Tasks and exercises
1) Answer each question from the passage on the Bet v I allergen, one answer per line:
(a) Trees within which order possess particularly potent allergens?
(b) What is Betula verrucosa now called?
(c) What share of people in Europe and North America have type I allergies?
2) Extend the passage on the Bet v I allergen with new text that picks up after its final sentence.
[Source passage Boundary: Start]
Available protein structures:
- PDB: IPR000916 PF00407 (ECOD; PDBsum)
- AlphaFold: IPR000916; PF00407;

= Bet v I allergen =

Bet v I/Major latex protein is a protein family consisting of proteins from plants.

Some members are allergens. Allergies are hypersensitivity reactions of the immune system to specific substances called allergens (such as pollen, stings, drugs, or food) that, in most people, result in no symptoms. Trees within the order Fagales possess particularly potent allergens, e.g. the prototypical Bet v 1, the major white birch (Betula verrucosa - now called B. pendula) pollen antigen. Bet v 1 is the main cause of type I allergies observed in early spring. Type I, or immunoglobulin E-mediated (IgE-mediated) allergies affect 1 in 5 people in Europe and North America. Commonly observed symptoms are hay fever, dermatitis, asthma and, in severe cases, anaphylactic shock. First contact with these allergens results in sensitisation; subsequent contact produces a cross-linking reaction of IgE on mast cells and concomitant release of histamine. The inevitable symptoms of an allergic reaction ensue.
[Source passage Boundary: End]
[Recorded information Boundary: Start]
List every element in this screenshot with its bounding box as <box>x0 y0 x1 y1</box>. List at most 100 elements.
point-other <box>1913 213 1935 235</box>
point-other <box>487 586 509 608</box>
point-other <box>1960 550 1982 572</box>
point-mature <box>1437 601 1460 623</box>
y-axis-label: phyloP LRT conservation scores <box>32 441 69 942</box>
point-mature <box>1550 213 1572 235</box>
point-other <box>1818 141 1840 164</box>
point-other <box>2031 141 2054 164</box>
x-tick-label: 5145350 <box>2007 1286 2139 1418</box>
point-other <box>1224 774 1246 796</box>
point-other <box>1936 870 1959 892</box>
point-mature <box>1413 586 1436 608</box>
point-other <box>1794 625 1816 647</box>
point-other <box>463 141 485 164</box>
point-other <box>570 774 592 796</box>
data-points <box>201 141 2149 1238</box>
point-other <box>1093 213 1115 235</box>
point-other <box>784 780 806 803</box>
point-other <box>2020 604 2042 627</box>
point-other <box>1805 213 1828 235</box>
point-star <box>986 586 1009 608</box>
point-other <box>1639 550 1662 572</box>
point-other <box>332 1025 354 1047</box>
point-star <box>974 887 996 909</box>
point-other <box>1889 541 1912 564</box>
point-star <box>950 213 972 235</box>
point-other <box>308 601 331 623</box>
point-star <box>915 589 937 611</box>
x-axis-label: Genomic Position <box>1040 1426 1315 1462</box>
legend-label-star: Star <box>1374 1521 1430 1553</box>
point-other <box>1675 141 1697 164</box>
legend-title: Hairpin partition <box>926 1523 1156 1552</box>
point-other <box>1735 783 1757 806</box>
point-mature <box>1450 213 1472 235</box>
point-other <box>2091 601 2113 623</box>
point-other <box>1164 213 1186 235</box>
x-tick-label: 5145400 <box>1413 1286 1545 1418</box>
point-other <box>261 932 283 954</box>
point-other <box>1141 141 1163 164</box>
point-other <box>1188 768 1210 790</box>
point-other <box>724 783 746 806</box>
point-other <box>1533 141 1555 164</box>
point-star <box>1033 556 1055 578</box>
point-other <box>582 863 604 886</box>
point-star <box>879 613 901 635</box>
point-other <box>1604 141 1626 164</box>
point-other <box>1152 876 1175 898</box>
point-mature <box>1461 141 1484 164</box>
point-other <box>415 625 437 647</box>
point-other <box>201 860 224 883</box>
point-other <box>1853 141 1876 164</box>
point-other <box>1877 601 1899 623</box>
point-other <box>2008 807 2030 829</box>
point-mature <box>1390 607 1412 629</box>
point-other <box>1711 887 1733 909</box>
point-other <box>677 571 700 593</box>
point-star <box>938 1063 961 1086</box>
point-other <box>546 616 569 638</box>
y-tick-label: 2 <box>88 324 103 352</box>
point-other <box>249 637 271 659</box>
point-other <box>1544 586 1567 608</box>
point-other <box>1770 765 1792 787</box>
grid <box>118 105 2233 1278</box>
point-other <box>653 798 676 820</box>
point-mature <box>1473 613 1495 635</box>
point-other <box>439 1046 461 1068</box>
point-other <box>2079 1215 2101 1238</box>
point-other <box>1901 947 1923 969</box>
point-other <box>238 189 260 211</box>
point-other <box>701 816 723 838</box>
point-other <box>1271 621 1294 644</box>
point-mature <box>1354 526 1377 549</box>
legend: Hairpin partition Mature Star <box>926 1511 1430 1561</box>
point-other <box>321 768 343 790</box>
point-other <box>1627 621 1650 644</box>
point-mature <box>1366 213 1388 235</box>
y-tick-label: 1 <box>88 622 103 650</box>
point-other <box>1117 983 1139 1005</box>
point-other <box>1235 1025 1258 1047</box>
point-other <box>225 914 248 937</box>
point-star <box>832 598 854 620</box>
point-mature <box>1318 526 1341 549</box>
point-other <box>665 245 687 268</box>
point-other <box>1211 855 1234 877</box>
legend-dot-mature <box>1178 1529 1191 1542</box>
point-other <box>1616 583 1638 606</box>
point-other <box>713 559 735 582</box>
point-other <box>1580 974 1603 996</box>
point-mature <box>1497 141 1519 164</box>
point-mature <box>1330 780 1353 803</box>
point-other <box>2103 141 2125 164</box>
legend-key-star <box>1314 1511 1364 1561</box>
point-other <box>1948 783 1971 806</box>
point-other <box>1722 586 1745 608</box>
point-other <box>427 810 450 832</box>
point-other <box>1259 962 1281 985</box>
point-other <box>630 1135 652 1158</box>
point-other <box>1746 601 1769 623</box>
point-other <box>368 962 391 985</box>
[Recorded information Boundary: End]
Exercise answers
1)
(a) Fagales
(b) B. pendula
(c) 1 in 5

2)
The motif (matching the signatures of IPR000916) is also found in non-allergens such as:
- The pathogenesis-related proteins (PRs) of the PR10 family, including:
  - the wound-induced protein AoPR1 from Asparagus officinalis (Garden asparagus);
  - the PRs from Phaseolus vulgaris (Kidney bean) and Petroselinum crispum (Parsley) (PR1-1 and PR1-3);
  - the disease resistance response proteins, STH-2 and STH-21, from Solanum tuberosum (Potato) and pI49, pI176 and DRRG49-C from Pisum sativum (Garden pea);
  - the P. sativum abscisic acid-responsive proteins ABR17 and ABR18;
  - and the stress-induced protein SAM22 from Glycine max (Soybean).
- The legume cytokinin-binding proteins;
- The (S)-norcoclaurine synthase, key to the synthesis of alkaloids such as morphine;
- The major latex proteins and other ripening-related proteins, originally discovered in the opium poppy.

Additionally, the core domain of Bet v 1 founds or is part of a superfamily of domains called SRPBCC (START/RHOalphaC/PITP/Bet v1/CoxG/CalC) that include the StAR-related transfer domain (START), a domain found in humans. This superfamily shares a similar structure and all have large pocket, presumably for binding hydrophobic molecules.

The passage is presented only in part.